(Data excerpts)

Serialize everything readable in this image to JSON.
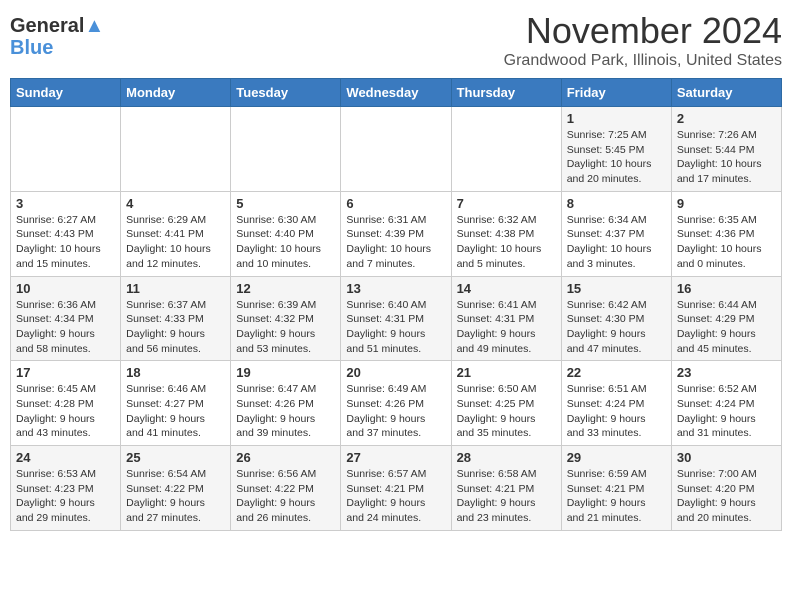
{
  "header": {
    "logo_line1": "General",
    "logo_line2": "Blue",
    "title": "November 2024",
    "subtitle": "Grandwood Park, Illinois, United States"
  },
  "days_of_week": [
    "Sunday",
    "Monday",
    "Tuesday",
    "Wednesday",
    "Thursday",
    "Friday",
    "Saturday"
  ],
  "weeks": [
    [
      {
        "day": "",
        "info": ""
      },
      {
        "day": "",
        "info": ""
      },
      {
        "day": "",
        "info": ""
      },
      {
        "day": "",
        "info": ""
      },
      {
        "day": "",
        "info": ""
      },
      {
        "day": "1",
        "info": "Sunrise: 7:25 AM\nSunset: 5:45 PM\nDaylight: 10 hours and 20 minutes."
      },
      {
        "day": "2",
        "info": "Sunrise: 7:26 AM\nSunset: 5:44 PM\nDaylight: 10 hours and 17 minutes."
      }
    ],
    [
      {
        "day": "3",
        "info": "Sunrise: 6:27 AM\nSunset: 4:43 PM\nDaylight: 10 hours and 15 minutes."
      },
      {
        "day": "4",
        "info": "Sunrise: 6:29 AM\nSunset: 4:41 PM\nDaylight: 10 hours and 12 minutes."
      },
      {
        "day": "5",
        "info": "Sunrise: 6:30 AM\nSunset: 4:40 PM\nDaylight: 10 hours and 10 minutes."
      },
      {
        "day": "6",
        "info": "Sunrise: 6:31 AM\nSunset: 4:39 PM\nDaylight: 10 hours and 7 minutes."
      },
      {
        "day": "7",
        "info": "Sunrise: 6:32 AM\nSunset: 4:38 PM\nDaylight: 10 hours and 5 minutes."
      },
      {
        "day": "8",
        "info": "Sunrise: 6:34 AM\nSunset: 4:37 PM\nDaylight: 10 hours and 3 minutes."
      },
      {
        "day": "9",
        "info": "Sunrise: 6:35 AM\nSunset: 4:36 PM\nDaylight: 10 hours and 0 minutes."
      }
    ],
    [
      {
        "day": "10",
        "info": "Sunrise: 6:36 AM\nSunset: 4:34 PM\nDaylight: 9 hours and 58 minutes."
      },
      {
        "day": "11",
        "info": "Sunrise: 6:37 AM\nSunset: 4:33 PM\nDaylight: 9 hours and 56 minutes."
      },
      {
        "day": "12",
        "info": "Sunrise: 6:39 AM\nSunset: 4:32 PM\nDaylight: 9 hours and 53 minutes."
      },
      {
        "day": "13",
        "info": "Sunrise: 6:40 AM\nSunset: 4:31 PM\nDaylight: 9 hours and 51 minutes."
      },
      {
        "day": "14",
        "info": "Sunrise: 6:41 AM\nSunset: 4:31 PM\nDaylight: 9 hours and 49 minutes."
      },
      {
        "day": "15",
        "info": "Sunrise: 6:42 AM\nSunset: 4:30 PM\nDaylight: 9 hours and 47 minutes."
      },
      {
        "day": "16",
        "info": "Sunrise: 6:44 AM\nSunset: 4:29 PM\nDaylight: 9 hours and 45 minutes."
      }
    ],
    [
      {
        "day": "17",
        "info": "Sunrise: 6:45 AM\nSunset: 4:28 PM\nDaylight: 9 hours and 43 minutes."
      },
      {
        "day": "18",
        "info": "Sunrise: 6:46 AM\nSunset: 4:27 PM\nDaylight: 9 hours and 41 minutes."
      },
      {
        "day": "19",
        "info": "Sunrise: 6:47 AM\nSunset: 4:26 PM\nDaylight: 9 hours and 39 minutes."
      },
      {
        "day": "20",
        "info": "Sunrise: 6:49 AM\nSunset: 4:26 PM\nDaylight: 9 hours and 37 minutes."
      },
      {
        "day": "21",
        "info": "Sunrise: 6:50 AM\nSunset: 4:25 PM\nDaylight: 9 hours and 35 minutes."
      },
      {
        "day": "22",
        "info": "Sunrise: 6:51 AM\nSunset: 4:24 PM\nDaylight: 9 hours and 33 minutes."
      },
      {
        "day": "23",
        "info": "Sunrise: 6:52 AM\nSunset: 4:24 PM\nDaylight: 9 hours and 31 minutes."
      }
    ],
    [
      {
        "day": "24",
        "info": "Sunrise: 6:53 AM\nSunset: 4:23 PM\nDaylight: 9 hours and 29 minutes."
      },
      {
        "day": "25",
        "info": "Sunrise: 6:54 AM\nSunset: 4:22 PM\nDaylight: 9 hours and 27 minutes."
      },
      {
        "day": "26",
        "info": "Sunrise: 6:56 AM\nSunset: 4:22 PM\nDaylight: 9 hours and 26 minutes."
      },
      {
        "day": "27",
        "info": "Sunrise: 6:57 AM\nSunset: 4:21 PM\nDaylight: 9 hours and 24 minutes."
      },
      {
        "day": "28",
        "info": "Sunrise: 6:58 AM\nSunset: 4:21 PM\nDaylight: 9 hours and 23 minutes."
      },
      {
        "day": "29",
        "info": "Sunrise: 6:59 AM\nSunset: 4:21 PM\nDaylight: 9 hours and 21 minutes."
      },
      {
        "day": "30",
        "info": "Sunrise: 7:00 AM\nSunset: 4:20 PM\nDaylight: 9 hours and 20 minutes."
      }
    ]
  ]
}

> What you are asked to do
Every record above should be written out again exactly; the pictures stay out of the copy.

> Answer for this exercise
Serialize everything readable in this image to JSON.
{
  "header": {
    "logo_line1": "General",
    "logo_line2": "Blue",
    "title": "November 2024",
    "subtitle": "Grandwood Park, Illinois, United States"
  },
  "days_of_week": [
    "Sunday",
    "Monday",
    "Tuesday",
    "Wednesday",
    "Thursday",
    "Friday",
    "Saturday"
  ],
  "weeks": [
    [
      {
        "day": "",
        "info": ""
      },
      {
        "day": "",
        "info": ""
      },
      {
        "day": "",
        "info": ""
      },
      {
        "day": "",
        "info": ""
      },
      {
        "day": "",
        "info": ""
      },
      {
        "day": "1",
        "info": "Sunrise: 7:25 AM\nSunset: 5:45 PM\nDaylight: 10 hours and 20 minutes."
      },
      {
        "day": "2",
        "info": "Sunrise: 7:26 AM\nSunset: 5:44 PM\nDaylight: 10 hours and 17 minutes."
      }
    ],
    [
      {
        "day": "3",
        "info": "Sunrise: 6:27 AM\nSunset: 4:43 PM\nDaylight: 10 hours and 15 minutes."
      },
      {
        "day": "4",
        "info": "Sunrise: 6:29 AM\nSunset: 4:41 PM\nDaylight: 10 hours and 12 minutes."
      },
      {
        "day": "5",
        "info": "Sunrise: 6:30 AM\nSunset: 4:40 PM\nDaylight: 10 hours and 10 minutes."
      },
      {
        "day": "6",
        "info": "Sunrise: 6:31 AM\nSunset: 4:39 PM\nDaylight: 10 hours and 7 minutes."
      },
      {
        "day": "7",
        "info": "Sunrise: 6:32 AM\nSunset: 4:38 PM\nDaylight: 10 hours and 5 minutes."
      },
      {
        "day": "8",
        "info": "Sunrise: 6:34 AM\nSunset: 4:37 PM\nDaylight: 10 hours and 3 minutes."
      },
      {
        "day": "9",
        "info": "Sunrise: 6:35 AM\nSunset: 4:36 PM\nDaylight: 10 hours and 0 minutes."
      }
    ],
    [
      {
        "day": "10",
        "info": "Sunrise: 6:36 AM\nSunset: 4:34 PM\nDaylight: 9 hours and 58 minutes."
      },
      {
        "day": "11",
        "info": "Sunrise: 6:37 AM\nSunset: 4:33 PM\nDaylight: 9 hours and 56 minutes."
      },
      {
        "day": "12",
        "info": "Sunrise: 6:39 AM\nSunset: 4:32 PM\nDaylight: 9 hours and 53 minutes."
      },
      {
        "day": "13",
        "info": "Sunrise: 6:40 AM\nSunset: 4:31 PM\nDaylight: 9 hours and 51 minutes."
      },
      {
        "day": "14",
        "info": "Sunrise: 6:41 AM\nSunset: 4:31 PM\nDaylight: 9 hours and 49 minutes."
      },
      {
        "day": "15",
        "info": "Sunrise: 6:42 AM\nSunset: 4:30 PM\nDaylight: 9 hours and 47 minutes."
      },
      {
        "day": "16",
        "info": "Sunrise: 6:44 AM\nSunset: 4:29 PM\nDaylight: 9 hours and 45 minutes."
      }
    ],
    [
      {
        "day": "17",
        "info": "Sunrise: 6:45 AM\nSunset: 4:28 PM\nDaylight: 9 hours and 43 minutes."
      },
      {
        "day": "18",
        "info": "Sunrise: 6:46 AM\nSunset: 4:27 PM\nDaylight: 9 hours and 41 minutes."
      },
      {
        "day": "19",
        "info": "Sunrise: 6:47 AM\nSunset: 4:26 PM\nDaylight: 9 hours and 39 minutes."
      },
      {
        "day": "20",
        "info": "Sunrise: 6:49 AM\nSunset: 4:26 PM\nDaylight: 9 hours and 37 minutes."
      },
      {
        "day": "21",
        "info": "Sunrise: 6:50 AM\nSunset: 4:25 PM\nDaylight: 9 hours and 35 minutes."
      },
      {
        "day": "22",
        "info": "Sunrise: 6:51 AM\nSunset: 4:24 PM\nDaylight: 9 hours and 33 minutes."
      },
      {
        "day": "23",
        "info": "Sunrise: 6:52 AM\nSunset: 4:24 PM\nDaylight: 9 hours and 31 minutes."
      }
    ],
    [
      {
        "day": "24",
        "info": "Sunrise: 6:53 AM\nSunset: 4:23 PM\nDaylight: 9 hours and 29 minutes."
      },
      {
        "day": "25",
        "info": "Sunrise: 6:54 AM\nSunset: 4:22 PM\nDaylight: 9 hours and 27 minutes."
      },
      {
        "day": "26",
        "info": "Sunrise: 6:56 AM\nSunset: 4:22 PM\nDaylight: 9 hours and 26 minutes."
      },
      {
        "day": "27",
        "info": "Sunrise: 6:57 AM\nSunset: 4:21 PM\nDaylight: 9 hours and 24 minutes."
      },
      {
        "day": "28",
        "info": "Sunrise: 6:58 AM\nSunset: 4:21 PM\nDaylight: 9 hours and 23 minutes."
      },
      {
        "day": "29",
        "info": "Sunrise: 6:59 AM\nSunset: 4:21 PM\nDaylight: 9 hours and 21 minutes."
      },
      {
        "day": "30",
        "info": "Sunrise: 7:00 AM\nSunset: 4:20 PM\nDaylight: 9 hours and 20 minutes."
      }
    ]
  ]
}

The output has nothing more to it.